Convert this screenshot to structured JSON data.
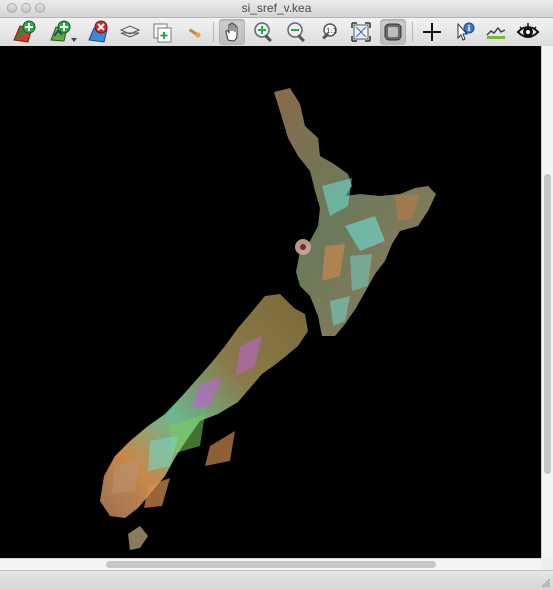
{
  "window": {
    "title": "si_sref_v.kea"
  },
  "toolbar": {
    "buttons": [
      {
        "name": "add-layer",
        "icon": "add-layer-icon"
      },
      {
        "name": "add-vector",
        "icon": "add-vector-icon",
        "has_dropdown": true
      },
      {
        "name": "remove-layer",
        "icon": "remove-layer-icon"
      },
      {
        "name": "layers",
        "icon": "layers-icon"
      },
      {
        "name": "new-window",
        "icon": "new-window-icon"
      },
      {
        "name": "tools",
        "icon": "tools-icon"
      },
      {
        "name": "pan",
        "icon": "pan-hand-icon",
        "active": true
      },
      {
        "name": "zoom-in",
        "icon": "zoom-in-icon"
      },
      {
        "name": "zoom-out",
        "icon": "zoom-out-icon"
      },
      {
        "name": "zoom-native",
        "icon": "zoom-native-icon"
      },
      {
        "name": "zoom-full-extent",
        "icon": "zoom-full-extent-icon"
      },
      {
        "name": "follow-extent",
        "icon": "follow-extent-icon",
        "active": true
      },
      {
        "name": "query",
        "icon": "crosshair-icon"
      },
      {
        "name": "query-info",
        "icon": "query-info-icon"
      },
      {
        "name": "profile",
        "icon": "profile-icon"
      },
      {
        "name": "view-options",
        "icon": "eye-icon"
      }
    ]
  },
  "colors": {
    "canvas_background": "#000000",
    "land_olive": "#7a6a3a",
    "land_orange": "#c8884a",
    "land_cyan": "#6fe0d8",
    "land_magenta": "#c060d8",
    "land_green": "#7acd5a"
  }
}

********

## What to produce
Every line above should be repeated exactly; pictures stay out of the copy.

## Full solution
Convert this screenshot to structured JSON data.
{
  "window": {
    "title": "si_sref_v.kea"
  },
  "toolbar": {
    "buttons": [
      {
        "name": "add-layer",
        "icon": "add-layer-icon"
      },
      {
        "name": "add-vector",
        "icon": "add-vector-icon",
        "has_dropdown": true
      },
      {
        "name": "remove-layer",
        "icon": "remove-layer-icon"
      },
      {
        "name": "layers",
        "icon": "layers-icon"
      },
      {
        "name": "new-window",
        "icon": "new-window-icon"
      },
      {
        "name": "tools",
        "icon": "tools-icon"
      },
      {
        "name": "pan",
        "icon": "pan-hand-icon",
        "active": true
      },
      {
        "name": "zoom-in",
        "icon": "zoom-in-icon"
      },
      {
        "name": "zoom-out",
        "icon": "zoom-out-icon"
      },
      {
        "name": "zoom-native",
        "icon": "zoom-native-icon"
      },
      {
        "name": "zoom-full-extent",
        "icon": "zoom-full-extent-icon"
      },
      {
        "name": "follow-extent",
        "icon": "follow-extent-icon",
        "active": true
      },
      {
        "name": "query",
        "icon": "crosshair-icon"
      },
      {
        "name": "query-info",
        "icon": "query-info-icon"
      },
      {
        "name": "profile",
        "icon": "profile-icon"
      },
      {
        "name": "view-options",
        "icon": "eye-icon"
      }
    ]
  },
  "colors": {
    "canvas_background": "#000000",
    "land_olive": "#7a6a3a",
    "land_orange": "#c8884a",
    "land_cyan": "#6fe0d8",
    "land_magenta": "#c060d8",
    "land_green": "#7acd5a"
  }
}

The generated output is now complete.